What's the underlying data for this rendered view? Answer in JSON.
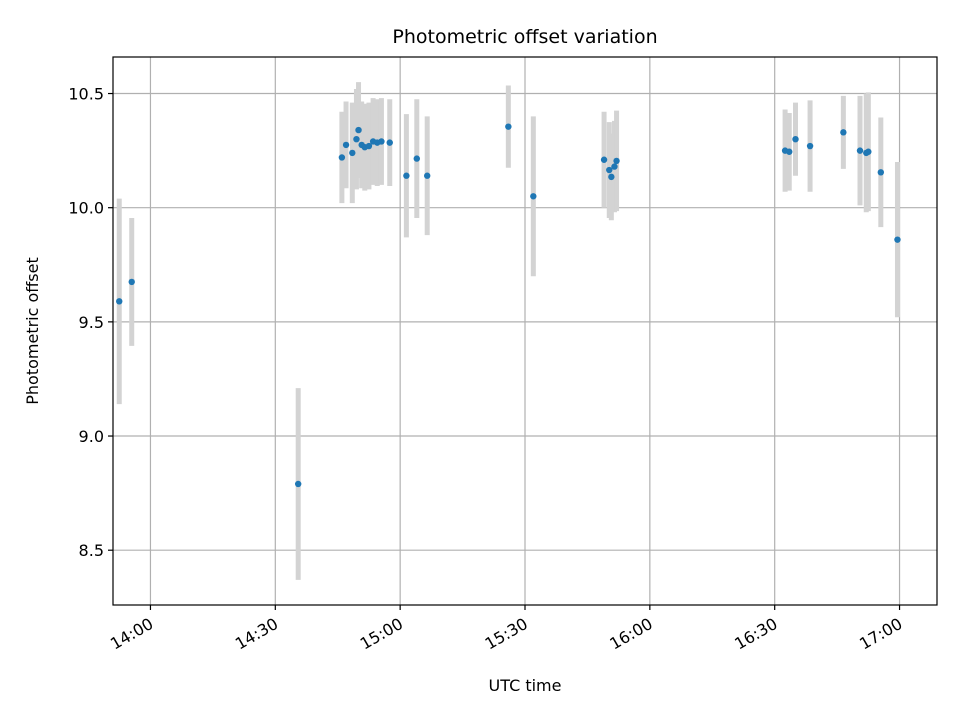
{
  "chart_data": {
    "type": "scatter",
    "title": "Photometric offset variation",
    "xlabel": "UTC time",
    "ylabel": "Photometric offset",
    "x_tick_labels": [
      "14:00",
      "14:30",
      "15:00",
      "15:30",
      "16:00",
      "16:30",
      "17:00"
    ],
    "x_ticks": [
      "14:00",
      "14:30",
      "15:00",
      "15:30",
      "16:00",
      "16:30",
      "17:00"
    ],
    "y_ticks": [
      8.5,
      9.0,
      9.5,
      10.0,
      10.5
    ],
    "y_tick_labels": [
      "8.5",
      "9.0",
      "9.5",
      "10.0",
      "10.5"
    ],
    "xlim": [
      "13:51",
      "17:09"
    ],
    "ylim": [
      8.26,
      10.66
    ],
    "grid": true,
    "legend": false,
    "point_color": "#1f77b4",
    "errorbar_color": "#d3d3d3",
    "series": [
      {
        "points": [
          {
            "x": "13:52:30",
            "y": 9.59,
            "yerr": 0.45
          },
          {
            "x": "13:55:30",
            "y": 9.675,
            "yerr": 0.28
          },
          {
            "x": "14:35:30",
            "y": 8.79,
            "yerr": 0.42
          },
          {
            "x": "14:46:00",
            "y": 10.22,
            "yerr": 0.2
          },
          {
            "x": "14:47:00",
            "y": 10.275,
            "yerr": 0.19
          },
          {
            "x": "14:48:30",
            "y": 10.24,
            "yerr": 0.22
          },
          {
            "x": "14:49:30",
            "y": 10.3,
            "yerr": 0.22
          },
          {
            "x": "14:50:00",
            "y": 10.34,
            "yerr": 0.21
          },
          {
            "x": "14:50:45",
            "y": 10.275,
            "yerr": 0.19
          },
          {
            "x": "14:51:30",
            "y": 10.265,
            "yerr": 0.19
          },
          {
            "x": "14:52:30",
            "y": 10.27,
            "yerr": 0.19
          },
          {
            "x": "14:53:30",
            "y": 10.29,
            "yerr": 0.19
          },
          {
            "x": "14:54:30",
            "y": 10.285,
            "yerr": 0.19
          },
          {
            "x": "14:55:30",
            "y": 10.29,
            "yerr": 0.19
          },
          {
            "x": "14:57:30",
            "y": 10.285,
            "yerr": 0.19
          },
          {
            "x": "15:01:30",
            "y": 10.14,
            "yerr": 0.27
          },
          {
            "x": "15:04:00",
            "y": 10.215,
            "yerr": 0.26
          },
          {
            "x": "15:06:30",
            "y": 10.14,
            "yerr": 0.26
          },
          {
            "x": "15:26:00",
            "y": 10.355,
            "yerr": 0.18
          },
          {
            "x": "15:32:00",
            "y": 10.05,
            "yerr": 0.35
          },
          {
            "x": "15:49:00",
            "y": 10.21,
            "yerr": 0.21
          },
          {
            "x": "15:50:15",
            "y": 10.165,
            "yerr": 0.21
          },
          {
            "x": "15:50:45",
            "y": 10.135,
            "yerr": 0.19
          },
          {
            "x": "15:51:30",
            "y": 10.18,
            "yerr": 0.2
          },
          {
            "x": "15:52:00",
            "y": 10.205,
            "yerr": 0.22
          },
          {
            "x": "16:32:30",
            "y": 10.25,
            "yerr": 0.18
          },
          {
            "x": "16:33:30",
            "y": 10.245,
            "yerr": 0.17
          },
          {
            "x": "16:35:00",
            "y": 10.3,
            "yerr": 0.16
          },
          {
            "x": "16:38:30",
            "y": 10.27,
            "yerr": 0.2
          },
          {
            "x": "16:46:30",
            "y": 10.33,
            "yerr": 0.16
          },
          {
            "x": "16:50:30",
            "y": 10.25,
            "yerr": 0.24
          },
          {
            "x": "16:52:00",
            "y": 10.24,
            "yerr": 0.26
          },
          {
            "x": "16:52:30",
            "y": 10.245,
            "yerr": 0.26
          },
          {
            "x": "16:55:30",
            "y": 10.155,
            "yerr": 0.24
          },
          {
            "x": "16:59:30",
            "y": 9.86,
            "yerr": 0.34
          }
        ]
      }
    ]
  }
}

******

• **Goal**
Your task is an exact transcription of all the data, minus the pictures.

• **Full output**
What's the underlying data for this rendered view? Answer in JSON.
{
  "chart_data": {
    "type": "scatter",
    "title": "Photometric offset variation",
    "xlabel": "UTC time",
    "ylabel": "Photometric offset",
    "x_tick_labels": [
      "14:00",
      "14:30",
      "15:00",
      "15:30",
      "16:00",
      "16:30",
      "17:00"
    ],
    "x_ticks": [
      "14:00",
      "14:30",
      "15:00",
      "15:30",
      "16:00",
      "16:30",
      "17:00"
    ],
    "y_ticks": [
      8.5,
      9.0,
      9.5,
      10.0,
      10.5
    ],
    "y_tick_labels": [
      "8.5",
      "9.0",
      "9.5",
      "10.0",
      "10.5"
    ],
    "xlim": [
      "13:51",
      "17:09"
    ],
    "ylim": [
      8.26,
      10.66
    ],
    "grid": true,
    "legend": false,
    "point_color": "#1f77b4",
    "errorbar_color": "#d3d3d3",
    "series": [
      {
        "points": [
          {
            "x": "13:52:30",
            "y": 9.59,
            "yerr": 0.45
          },
          {
            "x": "13:55:30",
            "y": 9.675,
            "yerr": 0.28
          },
          {
            "x": "14:35:30",
            "y": 8.79,
            "yerr": 0.42
          },
          {
            "x": "14:46:00",
            "y": 10.22,
            "yerr": 0.2
          },
          {
            "x": "14:47:00",
            "y": 10.275,
            "yerr": 0.19
          },
          {
            "x": "14:48:30",
            "y": 10.24,
            "yerr": 0.22
          },
          {
            "x": "14:49:30",
            "y": 10.3,
            "yerr": 0.22
          },
          {
            "x": "14:50:00",
            "y": 10.34,
            "yerr": 0.21
          },
          {
            "x": "14:50:45",
            "y": 10.275,
            "yerr": 0.19
          },
          {
            "x": "14:51:30",
            "y": 10.265,
            "yerr": 0.19
          },
          {
            "x": "14:52:30",
            "y": 10.27,
            "yerr": 0.19
          },
          {
            "x": "14:53:30",
            "y": 10.29,
            "yerr": 0.19
          },
          {
            "x": "14:54:30",
            "y": 10.285,
            "yerr": 0.19
          },
          {
            "x": "14:55:30",
            "y": 10.29,
            "yerr": 0.19
          },
          {
            "x": "14:57:30",
            "y": 10.285,
            "yerr": 0.19
          },
          {
            "x": "15:01:30",
            "y": 10.14,
            "yerr": 0.27
          },
          {
            "x": "15:04:00",
            "y": 10.215,
            "yerr": 0.26
          },
          {
            "x": "15:06:30",
            "y": 10.14,
            "yerr": 0.26
          },
          {
            "x": "15:26:00",
            "y": 10.355,
            "yerr": 0.18
          },
          {
            "x": "15:32:00",
            "y": 10.05,
            "yerr": 0.35
          },
          {
            "x": "15:49:00",
            "y": 10.21,
            "yerr": 0.21
          },
          {
            "x": "15:50:15",
            "y": 10.165,
            "yerr": 0.21
          },
          {
            "x": "15:50:45",
            "y": 10.135,
            "yerr": 0.19
          },
          {
            "x": "15:51:30",
            "y": 10.18,
            "yerr": 0.2
          },
          {
            "x": "15:52:00",
            "y": 10.205,
            "yerr": 0.22
          },
          {
            "x": "16:32:30",
            "y": 10.25,
            "yerr": 0.18
          },
          {
            "x": "16:33:30",
            "y": 10.245,
            "yerr": 0.17
          },
          {
            "x": "16:35:00",
            "y": 10.3,
            "yerr": 0.16
          },
          {
            "x": "16:38:30",
            "y": 10.27,
            "yerr": 0.2
          },
          {
            "x": "16:46:30",
            "y": 10.33,
            "yerr": 0.16
          },
          {
            "x": "16:50:30",
            "y": 10.25,
            "yerr": 0.24
          },
          {
            "x": "16:52:00",
            "y": 10.24,
            "yerr": 0.26
          },
          {
            "x": "16:52:30",
            "y": 10.245,
            "yerr": 0.26
          },
          {
            "x": "16:55:30",
            "y": 10.155,
            "yerr": 0.24
          },
          {
            "x": "16:59:30",
            "y": 9.86,
            "yerr": 0.34
          }
        ]
      }
    ]
  }
}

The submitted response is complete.